=== Text section ===
(begin)

An essential all year round, SPF not only protects your skin from everyday UV exposure, but it also helps prevent premature signs of ageing – so it’s a win-win. Apply as the last step in your morning skincare routine and before your foundation or tinted serum, giving it a couple of moments to settle into the skin before moving on to your base.
From tinted serums to full-coverage foundations, we all want different things from our base products. The key to finding what works best for you depends on your skin type.
If you have oilier skin and your forehead is gleaming come lunchtime, opt for a foundation or serum-foundation with a semi-matte finish to help dull down unwanted shine. For dryer skin, try a lighter tinted serum that won’t cling to any rough areas. Tinted serums tend to have additional skincare-worthy ingredients compared to a traditional foundation, going the extra mile for your complexion. For combination skin (skin that has both oily and dry elements), you might want to switch up your formulations between the cooler and warmer months to keep your complexion content. If you want fuller coverage, build your product up in layers and blend in between to keep everything looking seamless – you can also work some concealer into these areas to build up extra coverage, but more on this later.
It might not be quite as hotly debated as whether the chicken or egg came first, but deciding on whether to apply your favourite foundation or tinted serum with your fingers or a brush can really divide a room of makeup artists. “It’s preference” explains Katie, “you can definitely build coverage with either fingers or a brush”.
It can be argued that using a brush not only gives you a cleaner routine (without the foundation-covered fingers) but also helps you achieve a smoother, seamless finish. “With a brush, you’re quicker at applying and buffing in. You don’t need to keep going back to make sure it’s blended,” explains Katie. “Sometimes with fingers you will see marks and it doesn’t even out as nicely as when you use a brush”.
However, sometimes the best tools are the ones we’re born with. “When you’re using your hands, you can feel your face more,” shares Katie. “If you’re naturally more heavy-handed, use your hands so you use less pressure”. Using your fingers also allows you to place and build the product exactly where you want it before blending out. “Applying with a finger first will give you an idea of all the areas you want the extra coverage in,” says Katie. “Then you can go round with a brush to soften it”. This technique will also help you steer clear of avoiding too much product too quickly, especially with a product you can use directly from a pot.

(end)

=== Requirement A ===
Answer these questions from the text on base makeup:
(i) At what point in the morning skincare routine should SPF be applied?
(ii) What finish is recommended in a foundation or serum-foundation for oilier skin?
(iii) Why does Katie suggest that heavy-handed people apply with their hands?
=== Requirement B ===
Extend the text on base makeup with a few sentences that carry on after its final sentence.
The listing bears no relation to the text on base makeup.

=== Given data ===
(begin)

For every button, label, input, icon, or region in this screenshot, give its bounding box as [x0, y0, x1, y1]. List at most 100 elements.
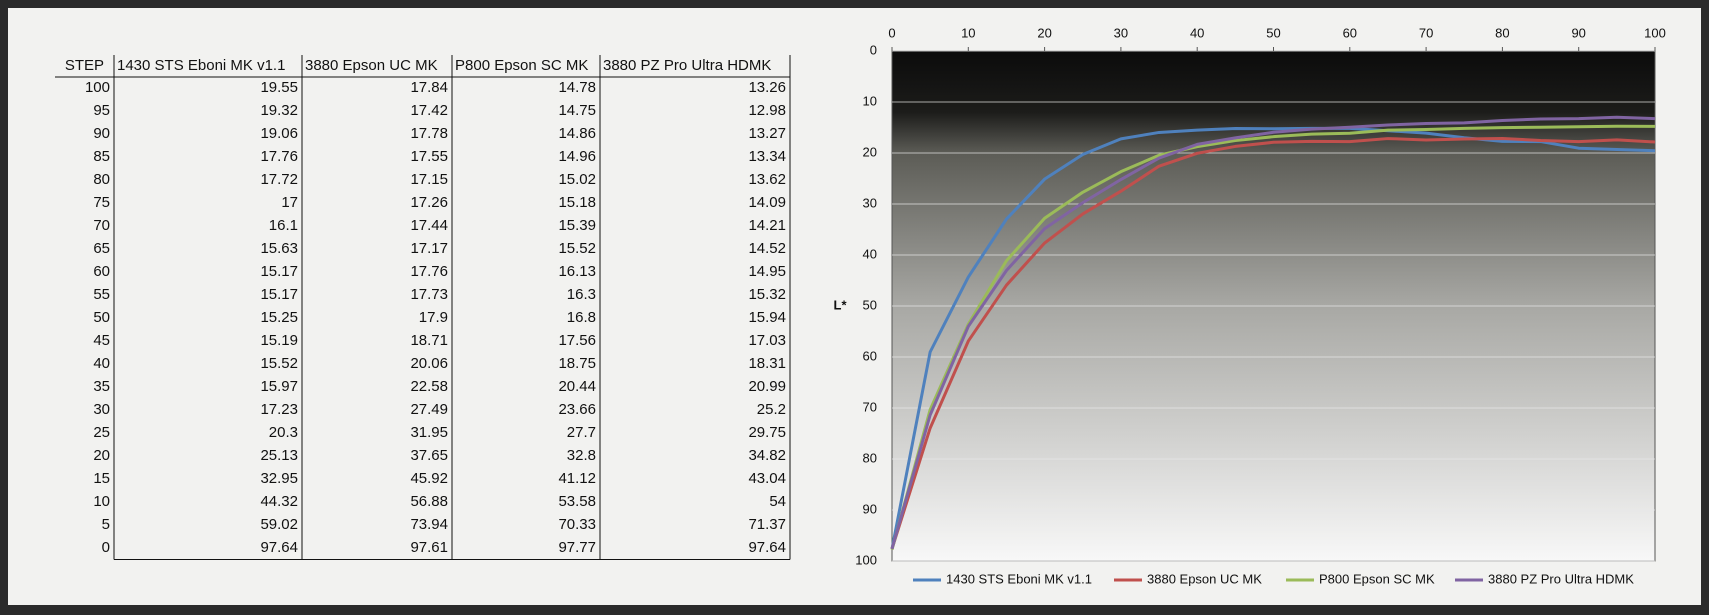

(end)

=== Expected output A ===
(i) As the last step, before foundation or tinted serum.
(ii) A semi-matte finish.
(iii) So that they use less pressure.

=== Expected output B ===
A complete foundation newbie? “Try both,” Katie explains. “Use both techniques on both sides of your face”. If you don’t have brushes, start out with your hands. Then, if you feel you’re not getting the most out of your products or not achieving the finish you’re after, try out a brush.
Whether to apply concealer or foundation first is just as contentious a debate. Some makeup artists like to apply concealer first, so you have this coverage in place before your base, while others think it should come after, once you can see the areas that need extra attention.
Here comes the practical part: how to apply your foundation. Whether you’re hands-on with your application or prefer to buff with a brush, here’s our expert-approved guide on applying your favourite foundation or tinted serum like a pro.
After your skincare has settled into your skin, apply your foundation to your face, focusing on the central diamond – this will be your forehead, nose, chin and cheeks. Using your fingertips, begin to blend, blend, blend.
Using the remaining product on your hands, blend outwards over the rest of your face and halfway down your neck for a natural, seamless finish – if you have redness on your face and chest, take it down to your décolletage. Keep blending until you have one uniform colour starting from your forehead – there shouldn’t be any harsh lines hiding under your jawline or down your neck.
If you’re looking for more coverage, repeat the process with light layers, gently blending in between for the most natural-looking finish. Alternatively, blend a small amount of concealer on any areas where you need a bit more coverage (remember the golden rule from earlier: don’t overdo it).
Let your skincare settle into your skin, then apply dots of your favourite foundation or tinted serum to the areas of your face where you want the most coverage – this will often be your cheeks, nose, chin and forehead.
Taking your complexion brush, blend the product out towards your hairline and your jaw, making sure the coverage is most concentrated on the areas where you feel you need it most. Gently buff the product until it looks seamless.
Just like the above advice for fingertip application, take the product down your neck for the most even, natural-looking finish and if you want more coverage, repeat the process with light layers, making sure to gently buff everything. Don’t forget, if you have redness on your neck or chest, you may want to buff the coverage gently down to your décolletage.